What is asked — Return the data exactly, with all pictures removed.

Data extract —
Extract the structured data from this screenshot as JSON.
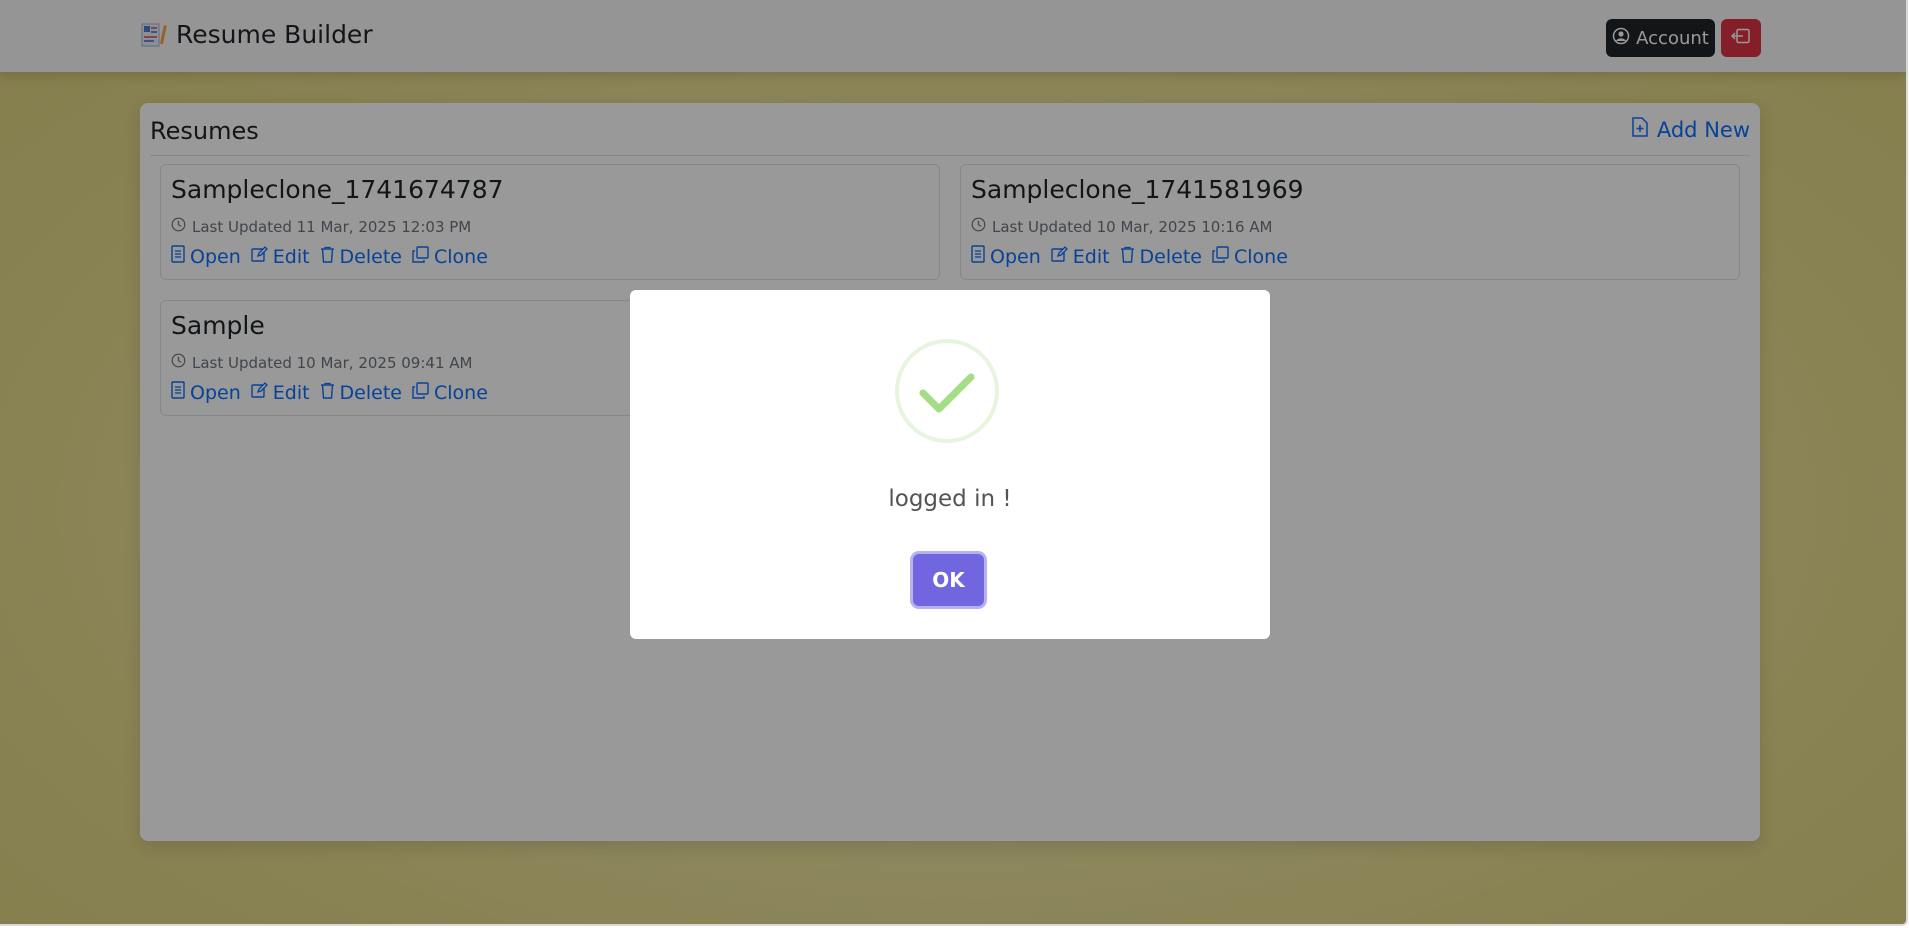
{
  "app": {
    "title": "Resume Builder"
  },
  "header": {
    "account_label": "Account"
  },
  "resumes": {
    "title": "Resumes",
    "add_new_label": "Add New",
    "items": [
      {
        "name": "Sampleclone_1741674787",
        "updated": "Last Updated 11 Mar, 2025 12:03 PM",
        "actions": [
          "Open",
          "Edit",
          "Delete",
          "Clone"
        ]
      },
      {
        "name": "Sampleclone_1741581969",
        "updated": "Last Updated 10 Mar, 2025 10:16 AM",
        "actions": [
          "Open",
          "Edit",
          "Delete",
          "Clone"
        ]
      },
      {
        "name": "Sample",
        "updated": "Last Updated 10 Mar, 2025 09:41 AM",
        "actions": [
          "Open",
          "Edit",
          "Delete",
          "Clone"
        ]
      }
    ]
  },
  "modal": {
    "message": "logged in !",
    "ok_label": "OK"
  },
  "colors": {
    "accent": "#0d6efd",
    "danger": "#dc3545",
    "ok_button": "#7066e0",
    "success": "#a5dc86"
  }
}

Output for this exercise —
Extract the structured data from this screenshot as JSON.
{
  "app": {
    "title": "Resume Builder"
  },
  "header": {
    "account_label": "Account"
  },
  "resumes": {
    "title": "Resumes",
    "add_new_label": "Add New",
    "items": [
      {
        "name": "Sampleclone_1741674787",
        "updated": "Last Updated 11 Mar, 2025 12:03 PM",
        "actions": [
          "Open",
          "Edit",
          "Delete",
          "Clone"
        ]
      },
      {
        "name": "Sampleclone_1741581969",
        "updated": "Last Updated 10 Mar, 2025 10:16 AM",
        "actions": [
          "Open",
          "Edit",
          "Delete",
          "Clone"
        ]
      },
      {
        "name": "Sample",
        "updated": "Last Updated 10 Mar, 2025 09:41 AM",
        "actions": [
          "Open",
          "Edit",
          "Delete",
          "Clone"
        ]
      }
    ]
  },
  "modal": {
    "message": "logged in !",
    "ok_label": "OK"
  },
  "colors": {
    "accent": "#0d6efd",
    "danger": "#dc3545",
    "ok_button": "#7066e0",
    "success": "#a5dc86"
  }
}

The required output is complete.